— START PROVIDED DATA —
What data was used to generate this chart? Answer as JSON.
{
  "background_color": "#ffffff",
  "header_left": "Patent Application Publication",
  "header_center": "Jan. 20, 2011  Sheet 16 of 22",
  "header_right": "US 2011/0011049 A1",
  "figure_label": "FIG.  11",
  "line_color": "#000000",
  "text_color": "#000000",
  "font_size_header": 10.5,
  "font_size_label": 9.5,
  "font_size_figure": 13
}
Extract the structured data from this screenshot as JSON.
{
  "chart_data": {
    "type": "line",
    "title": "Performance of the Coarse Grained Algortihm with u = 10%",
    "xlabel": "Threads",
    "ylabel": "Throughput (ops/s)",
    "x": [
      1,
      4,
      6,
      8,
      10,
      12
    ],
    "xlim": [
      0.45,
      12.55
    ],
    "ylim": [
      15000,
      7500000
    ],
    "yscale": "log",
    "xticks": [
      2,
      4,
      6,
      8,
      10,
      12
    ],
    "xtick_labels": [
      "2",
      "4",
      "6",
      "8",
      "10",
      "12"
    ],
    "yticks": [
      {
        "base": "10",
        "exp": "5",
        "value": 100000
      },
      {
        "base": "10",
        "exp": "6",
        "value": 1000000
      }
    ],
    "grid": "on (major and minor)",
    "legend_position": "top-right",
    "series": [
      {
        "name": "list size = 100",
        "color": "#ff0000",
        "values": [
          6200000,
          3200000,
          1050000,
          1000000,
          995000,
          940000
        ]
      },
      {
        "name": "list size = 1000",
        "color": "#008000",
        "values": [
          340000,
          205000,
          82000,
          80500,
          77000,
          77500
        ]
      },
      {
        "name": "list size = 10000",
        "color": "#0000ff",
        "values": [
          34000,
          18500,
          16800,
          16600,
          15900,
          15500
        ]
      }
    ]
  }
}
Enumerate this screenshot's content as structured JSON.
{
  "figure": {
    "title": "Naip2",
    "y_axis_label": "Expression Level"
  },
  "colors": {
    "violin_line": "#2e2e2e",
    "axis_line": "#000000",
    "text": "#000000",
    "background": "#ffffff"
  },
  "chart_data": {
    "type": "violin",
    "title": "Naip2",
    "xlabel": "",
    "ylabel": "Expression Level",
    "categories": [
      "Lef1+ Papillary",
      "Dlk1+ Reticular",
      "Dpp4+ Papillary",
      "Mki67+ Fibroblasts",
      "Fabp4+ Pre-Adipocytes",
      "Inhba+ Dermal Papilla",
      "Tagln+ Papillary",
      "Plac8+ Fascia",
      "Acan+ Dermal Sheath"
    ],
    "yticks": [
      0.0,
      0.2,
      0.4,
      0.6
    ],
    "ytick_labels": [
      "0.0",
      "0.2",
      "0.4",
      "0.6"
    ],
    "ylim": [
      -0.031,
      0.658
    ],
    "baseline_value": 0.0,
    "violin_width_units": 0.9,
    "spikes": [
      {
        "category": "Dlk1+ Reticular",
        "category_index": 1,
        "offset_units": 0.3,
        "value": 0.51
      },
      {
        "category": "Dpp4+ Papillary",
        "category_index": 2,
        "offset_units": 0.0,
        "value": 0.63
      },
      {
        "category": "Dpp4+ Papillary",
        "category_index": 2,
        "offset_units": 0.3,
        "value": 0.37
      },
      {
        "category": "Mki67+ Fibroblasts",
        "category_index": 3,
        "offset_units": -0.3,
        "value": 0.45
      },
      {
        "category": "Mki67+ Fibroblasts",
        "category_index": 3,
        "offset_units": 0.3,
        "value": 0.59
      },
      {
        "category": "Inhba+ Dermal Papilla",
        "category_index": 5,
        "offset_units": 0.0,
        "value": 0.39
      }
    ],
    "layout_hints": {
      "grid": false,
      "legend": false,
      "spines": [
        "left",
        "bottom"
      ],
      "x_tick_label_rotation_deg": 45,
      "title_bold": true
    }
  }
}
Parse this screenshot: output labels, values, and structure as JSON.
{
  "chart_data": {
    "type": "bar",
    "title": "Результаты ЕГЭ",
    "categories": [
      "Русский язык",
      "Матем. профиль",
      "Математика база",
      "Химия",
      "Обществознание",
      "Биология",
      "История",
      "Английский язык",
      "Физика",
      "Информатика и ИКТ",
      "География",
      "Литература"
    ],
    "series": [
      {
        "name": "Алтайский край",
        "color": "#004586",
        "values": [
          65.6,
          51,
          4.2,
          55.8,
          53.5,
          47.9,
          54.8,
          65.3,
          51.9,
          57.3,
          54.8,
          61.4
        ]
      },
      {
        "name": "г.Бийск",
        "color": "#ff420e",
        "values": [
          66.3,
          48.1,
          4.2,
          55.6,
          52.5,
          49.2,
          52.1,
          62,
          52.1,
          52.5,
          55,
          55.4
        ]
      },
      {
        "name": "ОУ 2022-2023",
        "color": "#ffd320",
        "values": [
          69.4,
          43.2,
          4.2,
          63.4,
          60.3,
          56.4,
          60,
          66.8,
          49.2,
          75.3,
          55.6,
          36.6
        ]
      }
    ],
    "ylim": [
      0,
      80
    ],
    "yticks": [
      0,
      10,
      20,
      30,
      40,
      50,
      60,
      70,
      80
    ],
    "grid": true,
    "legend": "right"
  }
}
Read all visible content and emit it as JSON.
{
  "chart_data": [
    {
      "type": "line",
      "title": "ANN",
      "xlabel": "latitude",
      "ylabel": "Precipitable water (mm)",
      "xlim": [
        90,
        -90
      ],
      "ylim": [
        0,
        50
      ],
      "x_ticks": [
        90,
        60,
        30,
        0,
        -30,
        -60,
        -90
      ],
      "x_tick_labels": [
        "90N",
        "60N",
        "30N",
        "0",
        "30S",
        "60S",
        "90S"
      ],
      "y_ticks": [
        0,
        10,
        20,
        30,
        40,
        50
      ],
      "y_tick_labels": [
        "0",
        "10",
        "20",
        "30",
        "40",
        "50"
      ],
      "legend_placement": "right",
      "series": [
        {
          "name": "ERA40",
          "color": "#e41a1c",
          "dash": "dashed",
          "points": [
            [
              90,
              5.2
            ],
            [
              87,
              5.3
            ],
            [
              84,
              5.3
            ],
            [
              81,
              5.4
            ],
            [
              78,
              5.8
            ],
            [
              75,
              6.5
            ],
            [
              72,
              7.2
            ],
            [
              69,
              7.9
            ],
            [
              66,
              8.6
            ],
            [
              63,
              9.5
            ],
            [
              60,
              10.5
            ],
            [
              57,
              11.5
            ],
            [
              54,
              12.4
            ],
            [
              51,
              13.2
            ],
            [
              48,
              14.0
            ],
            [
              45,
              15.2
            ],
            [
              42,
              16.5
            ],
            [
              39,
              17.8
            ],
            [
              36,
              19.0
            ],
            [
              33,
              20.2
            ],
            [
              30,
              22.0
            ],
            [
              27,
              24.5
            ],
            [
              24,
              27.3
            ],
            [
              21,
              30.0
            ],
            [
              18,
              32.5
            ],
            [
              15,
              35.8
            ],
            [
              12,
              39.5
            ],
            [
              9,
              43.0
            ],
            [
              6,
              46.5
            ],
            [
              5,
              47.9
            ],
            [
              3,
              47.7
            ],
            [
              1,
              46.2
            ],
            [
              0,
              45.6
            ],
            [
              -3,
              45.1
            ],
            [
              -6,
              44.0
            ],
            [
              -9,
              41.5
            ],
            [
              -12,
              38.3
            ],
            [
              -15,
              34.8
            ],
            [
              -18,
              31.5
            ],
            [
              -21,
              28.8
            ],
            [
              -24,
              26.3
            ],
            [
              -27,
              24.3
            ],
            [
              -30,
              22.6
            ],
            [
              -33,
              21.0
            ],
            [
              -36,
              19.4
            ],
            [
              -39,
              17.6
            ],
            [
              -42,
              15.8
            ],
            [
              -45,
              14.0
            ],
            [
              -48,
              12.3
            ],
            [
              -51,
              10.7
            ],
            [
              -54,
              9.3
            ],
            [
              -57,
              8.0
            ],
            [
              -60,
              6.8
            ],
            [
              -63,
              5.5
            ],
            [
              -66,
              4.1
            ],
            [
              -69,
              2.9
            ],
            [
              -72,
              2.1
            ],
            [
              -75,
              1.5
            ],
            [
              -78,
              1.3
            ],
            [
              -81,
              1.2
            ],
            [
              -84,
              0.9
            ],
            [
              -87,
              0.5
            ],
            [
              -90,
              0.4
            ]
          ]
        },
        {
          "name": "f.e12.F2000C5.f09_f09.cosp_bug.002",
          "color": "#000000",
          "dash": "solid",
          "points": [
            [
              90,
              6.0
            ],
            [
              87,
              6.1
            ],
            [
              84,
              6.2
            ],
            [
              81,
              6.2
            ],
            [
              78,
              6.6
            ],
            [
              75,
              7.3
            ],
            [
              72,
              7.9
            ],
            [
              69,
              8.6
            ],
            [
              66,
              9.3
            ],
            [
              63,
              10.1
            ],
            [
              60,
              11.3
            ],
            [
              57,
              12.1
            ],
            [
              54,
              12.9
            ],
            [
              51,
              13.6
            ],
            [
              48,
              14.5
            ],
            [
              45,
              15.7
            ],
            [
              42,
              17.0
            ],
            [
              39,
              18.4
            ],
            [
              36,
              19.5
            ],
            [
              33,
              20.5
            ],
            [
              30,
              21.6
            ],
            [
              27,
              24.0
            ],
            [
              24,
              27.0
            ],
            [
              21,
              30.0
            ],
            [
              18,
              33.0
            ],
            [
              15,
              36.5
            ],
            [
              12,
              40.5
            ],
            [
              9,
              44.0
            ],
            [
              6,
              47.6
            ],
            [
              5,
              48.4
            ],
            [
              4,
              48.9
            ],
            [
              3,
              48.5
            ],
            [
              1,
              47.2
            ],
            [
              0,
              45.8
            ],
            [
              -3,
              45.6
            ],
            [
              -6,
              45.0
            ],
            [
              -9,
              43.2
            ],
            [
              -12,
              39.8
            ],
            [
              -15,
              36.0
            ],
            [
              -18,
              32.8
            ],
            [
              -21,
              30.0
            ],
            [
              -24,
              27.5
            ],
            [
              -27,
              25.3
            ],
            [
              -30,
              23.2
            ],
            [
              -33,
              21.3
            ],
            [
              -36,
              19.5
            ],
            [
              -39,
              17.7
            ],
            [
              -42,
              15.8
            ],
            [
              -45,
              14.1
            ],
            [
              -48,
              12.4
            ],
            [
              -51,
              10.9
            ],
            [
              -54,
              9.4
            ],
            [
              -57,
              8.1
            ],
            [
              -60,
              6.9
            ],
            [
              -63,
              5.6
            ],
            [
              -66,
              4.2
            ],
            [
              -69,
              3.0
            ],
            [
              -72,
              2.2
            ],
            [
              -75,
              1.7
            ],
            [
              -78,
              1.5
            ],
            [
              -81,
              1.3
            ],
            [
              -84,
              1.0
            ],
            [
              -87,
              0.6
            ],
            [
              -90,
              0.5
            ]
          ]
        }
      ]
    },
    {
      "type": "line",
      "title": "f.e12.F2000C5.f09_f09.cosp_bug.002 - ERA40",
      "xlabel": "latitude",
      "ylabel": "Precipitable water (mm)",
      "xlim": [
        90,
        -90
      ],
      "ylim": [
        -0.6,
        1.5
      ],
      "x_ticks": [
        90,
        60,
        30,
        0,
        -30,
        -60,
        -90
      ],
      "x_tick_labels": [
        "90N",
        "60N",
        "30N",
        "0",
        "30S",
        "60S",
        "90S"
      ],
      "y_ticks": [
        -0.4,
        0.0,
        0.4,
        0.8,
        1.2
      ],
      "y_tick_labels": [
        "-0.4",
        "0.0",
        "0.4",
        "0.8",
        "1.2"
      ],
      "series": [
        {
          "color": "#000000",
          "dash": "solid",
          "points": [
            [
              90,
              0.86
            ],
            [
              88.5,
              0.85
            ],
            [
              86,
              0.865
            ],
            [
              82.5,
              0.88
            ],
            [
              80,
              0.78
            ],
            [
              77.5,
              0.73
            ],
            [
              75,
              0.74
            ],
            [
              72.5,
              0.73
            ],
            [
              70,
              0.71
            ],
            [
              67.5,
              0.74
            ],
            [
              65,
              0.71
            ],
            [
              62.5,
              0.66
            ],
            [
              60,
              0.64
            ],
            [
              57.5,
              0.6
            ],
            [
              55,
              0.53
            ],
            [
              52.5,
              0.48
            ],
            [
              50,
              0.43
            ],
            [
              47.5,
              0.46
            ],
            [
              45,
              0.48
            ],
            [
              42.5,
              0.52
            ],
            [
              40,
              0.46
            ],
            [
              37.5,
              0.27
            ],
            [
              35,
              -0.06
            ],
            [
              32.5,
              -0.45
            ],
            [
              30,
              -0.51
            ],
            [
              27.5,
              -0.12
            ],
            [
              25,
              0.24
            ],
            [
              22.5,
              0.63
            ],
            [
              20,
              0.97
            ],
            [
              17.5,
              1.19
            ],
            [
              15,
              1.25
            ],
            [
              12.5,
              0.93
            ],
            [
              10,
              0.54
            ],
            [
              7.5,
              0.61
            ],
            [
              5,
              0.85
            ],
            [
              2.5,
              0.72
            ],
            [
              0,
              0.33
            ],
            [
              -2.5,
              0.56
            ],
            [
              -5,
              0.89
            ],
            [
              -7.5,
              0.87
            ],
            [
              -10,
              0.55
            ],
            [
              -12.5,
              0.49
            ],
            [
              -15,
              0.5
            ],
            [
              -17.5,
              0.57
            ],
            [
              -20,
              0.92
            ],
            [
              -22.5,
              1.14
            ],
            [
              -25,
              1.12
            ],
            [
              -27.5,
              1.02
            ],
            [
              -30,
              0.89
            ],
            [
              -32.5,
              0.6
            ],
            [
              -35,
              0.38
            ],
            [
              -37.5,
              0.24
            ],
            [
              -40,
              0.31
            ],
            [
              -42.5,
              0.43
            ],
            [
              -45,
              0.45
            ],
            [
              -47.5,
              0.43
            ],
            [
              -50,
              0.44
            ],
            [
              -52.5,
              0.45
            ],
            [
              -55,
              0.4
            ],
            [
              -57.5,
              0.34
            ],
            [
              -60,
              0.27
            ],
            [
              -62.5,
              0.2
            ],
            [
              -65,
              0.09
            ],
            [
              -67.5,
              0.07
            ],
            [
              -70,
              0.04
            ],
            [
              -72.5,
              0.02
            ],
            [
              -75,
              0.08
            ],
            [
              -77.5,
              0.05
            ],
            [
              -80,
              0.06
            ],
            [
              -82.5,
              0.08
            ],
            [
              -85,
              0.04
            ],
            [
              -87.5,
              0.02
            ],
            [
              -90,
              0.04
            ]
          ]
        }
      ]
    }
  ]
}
— END PROVIDED DATA —
SET PROBLEM: List the lines of the material in which the word "ffffff" occurs.

FINAL ANSWER:
  "background_color": "#ffffff",
    "background": "#ffffff"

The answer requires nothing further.